**What you will do**:
Keep the wording of each record exactly the same when you repeat it, and leave out pictures.

**Data for this task**:
>>>>

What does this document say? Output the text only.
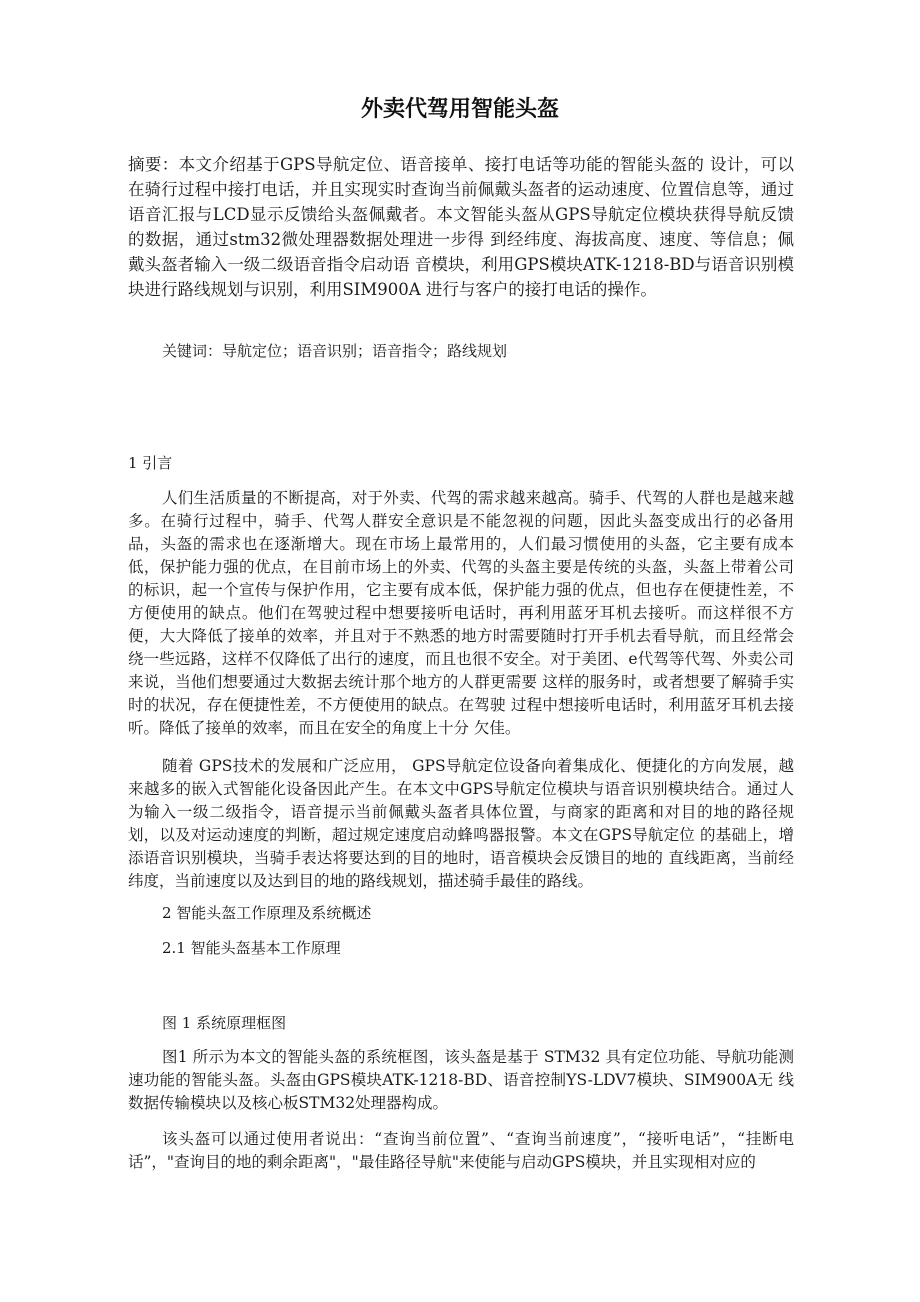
外卖代驾用智能头盔

摘要：本文介绍基于GPS导航定位、语音接单、接打电话等功能的智能头盔的 设计，可以在骑行过程中接打电话，并且实现实时查询当前佩戴头盔者的运动速度、位置信息等，通过语音汇报与LCD显示反馈给头盔佩戴者。本文智能头盔从GPS导航定位模块获得导航反馈的数据，通过stm32微处理器数据处理进一步得 到经纬度、海拔高度、速度、等信息；佩戴头盔者输入一级二级语音指令启动语 音模块，利用GPS模块ATK-1218-BD与语音识别模块进行路线规划与识别，利用SIM900A 进行与客户的接打电话的操作。

关键词：导航定位；语音识别；语音指令；路线规划

1 引言

人们生活质量的不断提高，对于外卖、代驾的需求越来越高。骑手、代驾的人群也是越来越多。在骑行过程中，骑手、代驾人群安全意识是不能忽视的问题，因此头盔变成出行的必备用品，头盔的需求也在逐渐增大。现在市场上最常用的，人们最习惯使用的头盔，它主要有成本低，保护能力强的优点，在目前市场上的外卖、代驾的头盔主要是传统的头盔，头盔上带着公司的标识，起一个宣传与保护作用，它主要有成本低，保护能力强的优点，但也存在便捷性差，不方便使用的缺点。他们在驾驶过程中想要接听电话时，再利用蓝牙耳机去接听。而这样很不方便，大大降低了接单的效率，并且对于不熟悉的地方时需要随时打开手机去看导航，而且经常会绕一些远路，这样不仅降低了出行的速度，而且也很不安全。对于美团、e代驾等代驾、外卖公司来说，当他们想要通过大数据去统计那个地方的人群更需要 这样的服务时，或者想要了解骑手实时的状况，存在便捷性差，不方便使用的缺点。在驾驶 过程中想接听电话时，利用蓝牙耳机去接听。降低了接单的效率，而且在安全的角度上十分 欠佳。

随着 GPS技术的发展和广泛应用， GPS导航定位设备向着集成化、便捷化的方向发展，越来越多的嵌入式智能化设备因此产生。在本文中GPS导航定位模块与语音识别模块结合。通过人为输入一级二级指令，语音提示当前佩戴头盔者具体位置，与商家的距离和对目的地的路径规划，以及对运动速度的判断，超过规定速度启动蜂鸣器报警。本文在GPS导航定位 的基础上，增添语音识别模块，当骑手表达将要达到的目的地时，语音模块会反馈目的地的 直线距离，当前经纬度，当前速度以及达到目的地的路线规划，描述骑手最佳的路线。

2 智能头盔工作原理及系统概述

2.1 智能头盔基本工作原理

图 1 系统原理框图

图1 所示为本文的智能头盔的系统框图，该头盔是基于 STM32 具有定位功能、导航功能测速功能的智能头盔。头盔由GPS模块ATK-1218-BD、语音控制YS-LDV7模块、SIM900A无 线数据传输模块以及核心板STM32处理器构成。

该头盔可以通过使用者说出：“查询当前位置”、“查询当前速度”，“接听电话”，“挂断电话”，"查询目的地的剩余距离"，"最佳路径导航"来使能与启动GPS模块，并且实现相对应的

<<<<

**Result**:
What does this document say? Output the text only.
外卖代驾用智能头盔

摘要：本文介绍基于GPS导航定位、语音接单、接打电话等功能的智能头盔的 设计，可以在骑行过程中接打电话，并且实现实时查询当前佩戴头盔者的运动速度、位置信息等，通过语音汇报与LCD显示反馈给头盔佩戴者。本文智能头盔从GPS导航定位模块获得导航反馈的数据，通过stm32微处理器数据处理进一步得 到经纬度、海拔高度、速度、等信息；佩戴头盔者输入一级二级语音指令启动语 音模块，利用GPS模块ATK-1218-BD与语音识别模块进行路线规划与识别，利用SIM900A 进行与客户的接打电话的操作。

关键词：导航定位；语音识别；语音指令；路线规划

1 引言

人们生活质量的不断提高，对于外卖、代驾的需求越来越高。骑手、代驾的人群也是越来越多。在骑行过程中，骑手、代驾人群安全意识是不能忽视的问题，因此头盔变成出行的必备用品，头盔的需求也在逐渐增大。现在市场上最常用的，人们最习惯使用的头盔，它主要有成本低，保护能力强的优点，在目前市场上的外卖、代驾的头盔主要是传统的头盔，头盔上带着公司的标识，起一个宣传与保护作用，它主要有成本低，保护能力强的优点，但也存在便捷性差，不方便使用的缺点。他们在驾驶过程中想要接听电话时，再利用蓝牙耳机去接听。而这样很不方便，大大降低了接单的效率，并且对于不熟悉的地方时需要随时打开手机去看导航，而且经常会绕一些远路，这样不仅降低了出行的速度，而且也很不安全。对于美团、e代驾等代驾、外卖公司来说，当他们想要通过大数据去统计那个地方的人群更需要 这样的服务时，或者想要了解骑手实时的状况，存在便捷性差，不方便使用的缺点。在驾驶 过程中想接听电话时，利用蓝牙耳机去接听。降低了接单的效率，而且在安全的角度上十分 欠佳。

随着 GPS技术的发展和广泛应用， GPS导航定位设备向着集成化、便捷化的方向发展，越来越多的嵌入式智能化设备因此产生。在本文中GPS导航定位模块与语音识别模块结合。通过人为输入一级二级指令，语音提示当前佩戴头盔者具体位置，与商家的距离和对目的地的路径规划，以及对运动速度的判断，超过规定速度启动蜂鸣器报警。本文在GPS导航定位 的基础上，增添语音识别模块，当骑手表达将要达到的目的地时，语音模块会反馈目的地的 直线距离，当前经纬度，当前速度以及达到目的地的路线规划，描述骑手最佳的路线。

2 智能头盔工作原理及系统概述

2.1 智能头盔基本工作原理

图 1 系统原理框图

图1 所示为本文的智能头盔的系统框图，该头盔是基于 STM32 具有定位功能、导航功能测速功能的智能头盔。头盔由GPS模块ATK-1218-BD、语音控制YS-LDV7模块、SIM900A无 线数据传输模块以及核心板STM32处理器构成。

该头盔可以通过使用者说出：“查询当前位置”、“查询当前速度”，“接听电话”，“挂断电话”，"查询目的地的剩余距离"，"最佳路径导航"来使能与启动GPS模块，并且实现相对应的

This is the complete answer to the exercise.